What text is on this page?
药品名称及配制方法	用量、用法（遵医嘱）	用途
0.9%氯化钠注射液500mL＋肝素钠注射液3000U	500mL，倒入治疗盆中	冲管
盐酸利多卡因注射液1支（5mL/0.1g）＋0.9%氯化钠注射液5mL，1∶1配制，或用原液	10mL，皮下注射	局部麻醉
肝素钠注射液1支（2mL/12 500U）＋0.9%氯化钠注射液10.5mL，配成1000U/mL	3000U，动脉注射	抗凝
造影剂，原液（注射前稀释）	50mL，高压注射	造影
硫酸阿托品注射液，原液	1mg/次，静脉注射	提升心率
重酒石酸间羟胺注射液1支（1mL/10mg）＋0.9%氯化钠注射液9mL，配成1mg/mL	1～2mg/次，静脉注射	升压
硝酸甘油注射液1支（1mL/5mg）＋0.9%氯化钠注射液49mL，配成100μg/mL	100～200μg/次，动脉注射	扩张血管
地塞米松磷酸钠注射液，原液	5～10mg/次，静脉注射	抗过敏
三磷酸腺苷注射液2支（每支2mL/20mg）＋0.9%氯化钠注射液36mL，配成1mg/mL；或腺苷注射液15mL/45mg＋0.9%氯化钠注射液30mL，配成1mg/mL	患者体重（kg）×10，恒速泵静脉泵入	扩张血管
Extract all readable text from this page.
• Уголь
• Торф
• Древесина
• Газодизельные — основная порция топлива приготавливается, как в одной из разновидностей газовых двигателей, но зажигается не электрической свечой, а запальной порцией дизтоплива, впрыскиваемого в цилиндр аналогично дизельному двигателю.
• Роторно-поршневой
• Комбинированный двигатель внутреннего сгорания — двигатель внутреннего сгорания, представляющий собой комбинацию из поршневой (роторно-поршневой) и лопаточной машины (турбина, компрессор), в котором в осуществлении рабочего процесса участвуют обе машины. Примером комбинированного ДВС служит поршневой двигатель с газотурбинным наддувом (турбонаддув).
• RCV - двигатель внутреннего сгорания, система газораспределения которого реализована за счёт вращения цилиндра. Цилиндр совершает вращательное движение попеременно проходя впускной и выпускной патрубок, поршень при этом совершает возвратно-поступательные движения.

* [What is asked] Starting with the line that contains "Extract all readable text from this page.", return each line through the last one of the data above, exactly as written and nothing more.

* [Final answer]
Extract all readable text from this page.
• Уголь
• Торф
• Древесина
• Газодизельные — основная порция топлива приготавливается, как в одной из разновидностей газовых двигателей, но зажигается не электрической свечой, а запальной порцией дизтоплива, впрыскиваемого в цилиндр аналогично дизельному двигателю.
• Роторно-поршневой
• Комбинированный двигатель внутреннего сгорания — двигатель внутреннего сгорания, представляющий собой комбинацию из поршневой (роторно-поршневой) и лопаточной машины (турбина, компрессор), в котором в осуществлении рабочего процесса участвуют обе машины. Примером комбинированного ДВС служит поршневой двигатель с газотурбинным наддувом (турбонаддув).
• RCV - двигатель внутреннего сгорания, система газораспределения которого реализована за счёт вращения цилиндра. Цилиндр совершает вращательное движение попеременно проходя впускной и выпускной патрубок, поршень при этом совершает возвратно-поступательные движения.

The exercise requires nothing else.